** start Information shown **
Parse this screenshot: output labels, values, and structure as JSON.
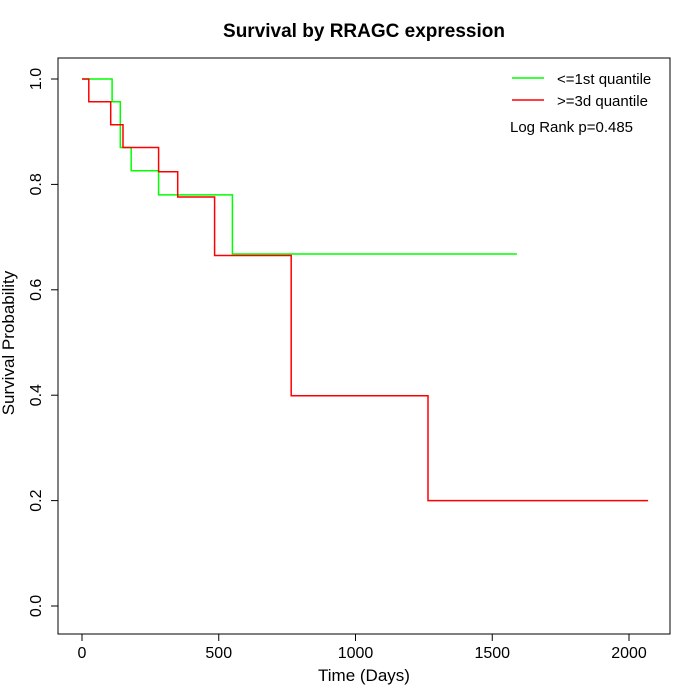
{
  "chart_data": {
    "type": "line",
    "title": "Survival by RRAGC expression",
    "xlabel": "Time (Days)",
    "ylabel": "Survival Probability",
    "xlim": [
      0,
      2070
    ],
    "ylim": [
      0,
      1.0
    ],
    "x_ticks": [
      0,
      500,
      1000,
      1500,
      2000
    ],
    "y_ticks": [
      0.0,
      0.2,
      0.4,
      0.6,
      0.8,
      1.0
    ],
    "x_tick_labels": [
      "0",
      "500",
      "1000",
      "1500",
      "2000"
    ],
    "y_tick_labels": [
      "0.0",
      "0.2",
      "0.4",
      "0.6",
      "0.8",
      "1.0"
    ],
    "grid": false,
    "legend_position": "top-right",
    "annotation": "Log Rank p=0.485",
    "series": [
      {
        "name": "<=1st quantile",
        "color": "#00ff00",
        "x": [
          0,
          110,
          110,
          140,
          140,
          180,
          180,
          280,
          280,
          550,
          550,
          1590
        ],
        "y": [
          1.0,
          1.0,
          0.957,
          0.957,
          0.87,
          0.87,
          0.826,
          0.826,
          0.78,
          0.78,
          0.668,
          0.668
        ]
      },
      {
        "name": ">=3d quantile",
        "color": "#ff0000",
        "x": [
          0,
          25,
          25,
          105,
          105,
          150,
          150,
          280,
          280,
          350,
          350,
          485,
          485,
          765,
          765,
          1265,
          1265,
          2070
        ],
        "y": [
          1.0,
          1.0,
          0.957,
          0.957,
          0.913,
          0.913,
          0.87,
          0.87,
          0.824,
          0.824,
          0.776,
          0.776,
          0.665,
          0.665,
          0.399,
          0.399,
          0.2,
          0.2
        ]
      }
    ]
  }
}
** end Information shown **
◆ **What you are asked to do**: Count up the lines in the listing that hold the word "Survival", and give that number only.

◆ **Completed exercise**: 2